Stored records
•••••

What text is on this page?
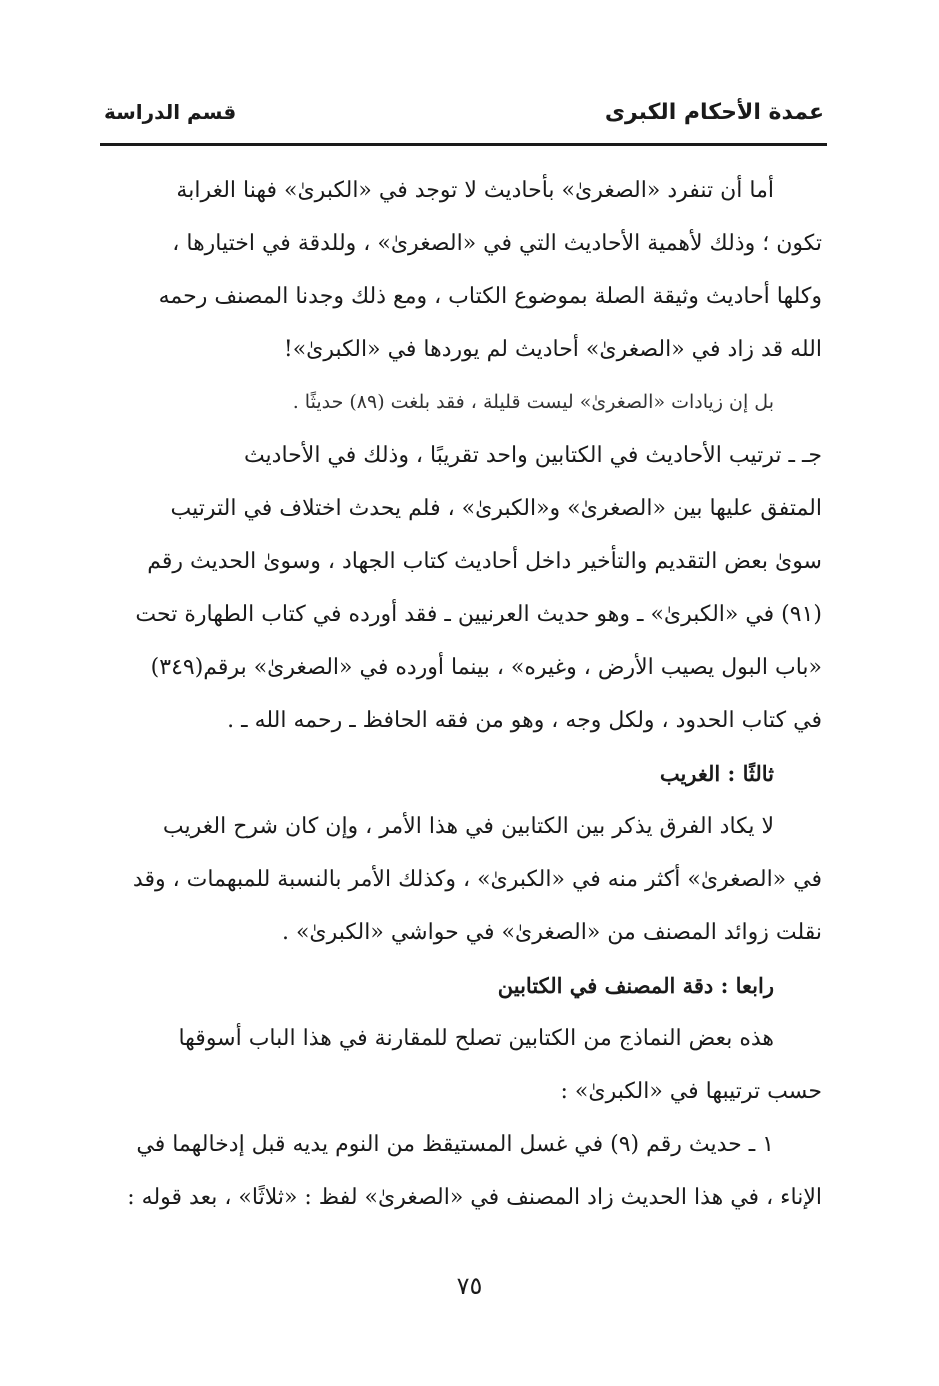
عمدة الأحكام الكبرى
قسم الدراسة
أما أن تنفرد «الصغرىٰ» بأحاديث لا توجد في «الكبرىٰ» فهنا الغرابة
تكون ؛ وذلك لأهمية الأحاديث التي في «الصغرىٰ» ، وللدقة في اختيارها ،
وكلها أحاديث وثيقة الصلة بموضوع الكتاب ، ومع ذلك وجدنا المصنف رحمه
الله قد زاد في «الصغرىٰ» أحاديث لم يوردها في «الكبرىٰ»!
بل إن زيادات «الصغرىٰ» ليست قليلة ، فقد بلغت (٨٩) حديثًا .
جـ ـ ترتيب الأحاديث في الكتابين واحد تقريبًا ، وذلك في الأحاديث
المتفق عليها بين «الصغرىٰ» و«الكبرىٰ» ، فلم يحدث اختلاف في الترتيب
سوىٰ بعض التقديم والتأخير داخل أحاديث كتاب الجهاد ، وسوىٰ الحديث رقم
(٩١) في «الكبرىٰ» ـ وهو حديث العرنيين ـ فقد أورده في كتاب الطهارة تحت
«باب البول يصيب الأرض ، وغيره» ، بينما أورده في «الصغرىٰ» برقم(٣٤٩)
في كتاب الحدود ، ولكل وجه ، وهو من فقه الحافظ ـ رحمه الله ـ .
ثالثًا : الغريب
لا يكاد الفرق يذكر بين الكتابين في هذا الأمر ، وإن كان شرح الغريب
في «الصغرىٰ» أكثر منه في «الكبرىٰ» ، وكذلك الأمر بالنسبة للمبهمات ، وقد
نقلت زوائد المصنف من «الصغرىٰ» في حواشي «الكبرىٰ» .
رابعا : دقة المصنف في الكتابين
هذه بعض النماذج من الكتابين تصلح للمقارنة في هذا الباب أسوقها
حسب ترتيبها في «الكبرىٰ» :
١ ـ حديث رقم (٩) في غسل المستيقظ من النوم يديه قبل إدخالهما في
الإناء ، في هذا الحديث زاد المصنف في «الصغرىٰ» لفظ : «ثلاثًا» ، بعد قوله :
٧٥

•••••

What is required -
What you return should match the records above word for word, minus the pictures.

Exercise solution -
What text is on this page?
عمدة الأحكام الكبرى
قسم الدراسة
أما أن تنفرد «الصغرىٰ» بأحاديث لا توجد في «الكبرىٰ» فهنا الغرابة
تكون ؛ وذلك لأهمية الأحاديث التي في «الصغرىٰ» ، وللدقة في اختيارها ،
وكلها أحاديث وثيقة الصلة بموضوع الكتاب ، ومع ذلك وجدنا المصنف رحمه
الله قد زاد في «الصغرىٰ» أحاديث لم يوردها في «الكبرىٰ»!
بل إن زيادات «الصغرىٰ» ليست قليلة ، فقد بلغت (٨٩) حديثًا .
جـ ـ ترتيب الأحاديث في الكتابين واحد تقريبًا ، وذلك في الأحاديث
المتفق عليها بين «الصغرىٰ» و«الكبرىٰ» ، فلم يحدث اختلاف في الترتيب
سوىٰ بعض التقديم والتأخير داخل أحاديث كتاب الجهاد ، وسوىٰ الحديث رقم
(٩١) في «الكبرىٰ» ـ وهو حديث العرنيين ـ فقد أورده في كتاب الطهارة تحت
«باب البول يصيب الأرض ، وغيره» ، بينما أورده في «الصغرىٰ» برقم(٣٤٩)
في كتاب الحدود ، ولكل وجه ، وهو من فقه الحافظ ـ رحمه الله ـ .
ثالثًا : الغريب
لا يكاد الفرق يذكر بين الكتابين في هذا الأمر ، وإن كان شرح الغريب
في «الصغرىٰ» أكثر منه في «الكبرىٰ» ، وكذلك الأمر بالنسبة للمبهمات ، وقد
نقلت زوائد المصنف من «الصغرىٰ» في حواشي «الكبرىٰ» .
رابعا : دقة المصنف في الكتابين
هذه بعض النماذج من الكتابين تصلح للمقارنة في هذا الباب أسوقها
حسب ترتيبها في «الكبرىٰ» :
١ ـ حديث رقم (٩) في غسل المستيقظ من النوم يديه قبل إدخالهما في
الإناء ، في هذا الحديث زاد المصنف في «الصغرىٰ» لفظ : «ثلاثًا» ، بعد قوله :
٧٥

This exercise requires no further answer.